**WHAT THE TASK REQUIRES**: Return the whole listing exactly as it stands.
** START INPUT RECORDS **
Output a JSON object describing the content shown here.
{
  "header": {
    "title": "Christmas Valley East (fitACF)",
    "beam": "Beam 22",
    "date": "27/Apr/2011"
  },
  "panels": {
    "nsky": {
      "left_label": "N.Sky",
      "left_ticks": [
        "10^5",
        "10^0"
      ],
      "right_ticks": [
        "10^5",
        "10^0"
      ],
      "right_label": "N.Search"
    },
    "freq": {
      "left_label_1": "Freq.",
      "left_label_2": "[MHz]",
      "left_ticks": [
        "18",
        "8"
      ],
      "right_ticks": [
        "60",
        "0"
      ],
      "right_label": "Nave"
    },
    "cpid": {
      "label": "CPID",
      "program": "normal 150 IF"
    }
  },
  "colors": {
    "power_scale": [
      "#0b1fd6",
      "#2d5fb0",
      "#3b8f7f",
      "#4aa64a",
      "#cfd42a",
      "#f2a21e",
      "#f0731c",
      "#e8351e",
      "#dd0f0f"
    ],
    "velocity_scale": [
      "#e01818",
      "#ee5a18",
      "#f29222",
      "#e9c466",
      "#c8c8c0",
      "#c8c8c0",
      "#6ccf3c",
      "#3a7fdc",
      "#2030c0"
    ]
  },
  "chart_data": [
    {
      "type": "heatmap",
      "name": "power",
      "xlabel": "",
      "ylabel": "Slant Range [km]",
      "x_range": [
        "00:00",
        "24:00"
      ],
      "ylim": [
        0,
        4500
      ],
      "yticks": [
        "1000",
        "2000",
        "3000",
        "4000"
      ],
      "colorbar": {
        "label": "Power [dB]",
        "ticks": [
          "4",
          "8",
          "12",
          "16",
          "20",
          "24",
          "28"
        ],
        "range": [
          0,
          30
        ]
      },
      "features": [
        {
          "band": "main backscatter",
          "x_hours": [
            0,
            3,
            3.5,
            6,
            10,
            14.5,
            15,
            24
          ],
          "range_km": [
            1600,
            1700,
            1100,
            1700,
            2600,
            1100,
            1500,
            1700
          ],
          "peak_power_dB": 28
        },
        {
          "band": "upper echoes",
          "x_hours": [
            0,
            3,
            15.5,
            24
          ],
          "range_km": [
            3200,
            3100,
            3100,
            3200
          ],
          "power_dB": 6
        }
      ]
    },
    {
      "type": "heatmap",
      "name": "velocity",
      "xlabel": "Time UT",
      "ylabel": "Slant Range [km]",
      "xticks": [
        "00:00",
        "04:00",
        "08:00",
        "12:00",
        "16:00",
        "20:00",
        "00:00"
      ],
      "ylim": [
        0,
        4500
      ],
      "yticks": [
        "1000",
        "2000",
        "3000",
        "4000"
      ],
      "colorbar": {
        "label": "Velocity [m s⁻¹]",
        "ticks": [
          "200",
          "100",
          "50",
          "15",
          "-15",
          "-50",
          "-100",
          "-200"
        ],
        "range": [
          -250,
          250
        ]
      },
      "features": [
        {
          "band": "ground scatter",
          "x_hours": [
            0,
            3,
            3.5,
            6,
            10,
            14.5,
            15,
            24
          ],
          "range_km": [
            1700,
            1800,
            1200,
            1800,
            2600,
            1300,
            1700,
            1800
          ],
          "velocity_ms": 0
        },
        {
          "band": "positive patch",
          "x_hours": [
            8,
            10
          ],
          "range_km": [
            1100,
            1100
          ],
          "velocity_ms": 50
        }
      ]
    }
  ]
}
** END INPUT RECORDS **
**SOLUTION TO THIS TASK**:
Output a JSON object describing the content shown here.
{
  "header": {
    "title": "Christmas Valley East (fitACF)",
    "beam": "Beam 22",
    "date": "27/Apr/2011"
  },
  "panels": {
    "nsky": {
      "left_label": "N.Sky",
      "left_ticks": [
        "10^5",
        "10^0"
      ],
      "right_ticks": [
        "10^5",
        "10^0"
      ],
      "right_label": "N.Search"
    },
    "freq": {
      "left_label_1": "Freq.",
      "left_label_2": "[MHz]",
      "left_ticks": [
        "18",
        "8"
      ],
      "right_ticks": [
        "60",
        "0"
      ],
      "right_label": "Nave"
    },
    "cpid": {
      "label": "CPID",
      "program": "normal 150 IF"
    }
  },
  "colors": {
    "power_scale": [
      "#0b1fd6",
      "#2d5fb0",
      "#3b8f7f",
      "#4aa64a",
      "#cfd42a",
      "#f2a21e",
      "#f0731c",
      "#e8351e",
      "#dd0f0f"
    ],
    "velocity_scale": [
      "#e01818",
      "#ee5a18",
      "#f29222",
      "#e9c466",
      "#c8c8c0",
      "#c8c8c0",
      "#6ccf3c",
      "#3a7fdc",
      "#2030c0"
    ]
  },
  "chart_data": [
    {
      "type": "heatmap",
      "name": "power",
      "xlabel": "",
      "ylabel": "Slant Range [km]",
      "x_range": [
        "00:00",
        "24:00"
      ],
      "ylim": [
        0,
        4500
      ],
      "yticks": [
        "1000",
        "2000",
        "3000",
        "4000"
      ],
      "colorbar": {
        "label": "Power [dB]",
        "ticks": [
          "4",
          "8",
          "12",
          "16",
          "20",
          "24",
          "28"
        ],
        "range": [
          0,
          30
        ]
      },
      "features": [
        {
          "band": "main backscatter",
          "x_hours": [
            0,
            3,
            3.5,
            6,
            10,
            14.5,
            15,
            24
          ],
          "range_km": [
            1600,
            1700,
            1100,
            1700,
            2600,
            1100,
            1500,
            1700
          ],
          "peak_power_dB": 28
        },
        {
          "band": "upper echoes",
          "x_hours": [
            0,
            3,
            15.5,
            24
          ],
          "range_km": [
            3200,
            3100,
            3100,
            3200
          ],
          "power_dB": 6
        }
      ]
    },
    {
      "type": "heatmap",
      "name": "velocity",
      "xlabel": "Time UT",
      "ylabel": "Slant Range [km]",
      "xticks": [
        "00:00",
        "04:00",
        "08:00",
        "12:00",
        "16:00",
        "20:00",
        "00:00"
      ],
      "ylim": [
        0,
        4500
      ],
      "yticks": [
        "1000",
        "2000",
        "3000",
        "4000"
      ],
      "colorbar": {
        "label": "Velocity [m s⁻¹]",
        "ticks": [
          "200",
          "100",
          "50",
          "15",
          "-15",
          "-50",
          "-100",
          "-200"
        ],
        "range": [
          -250,
          250
        ]
      },
      "features": [
        {
          "band": "ground scatter",
          "x_hours": [
            0,
            3,
            3.5,
            6,
            10,
            14.5,
            15,
            24
          ],
          "range_km": [
            1700,
            1800,
            1200,
            1800,
            2600,
            1300,
            1700,
            1800
          ],
          "velocity_ms": 0
        },
        {
          "band": "positive patch",
          "x_hours": [
            8,
            10
          ],
          "range_km": [
            1100,
            1100
          ],
          "velocity_ms": 50
        }
      ]
    }
  ]
}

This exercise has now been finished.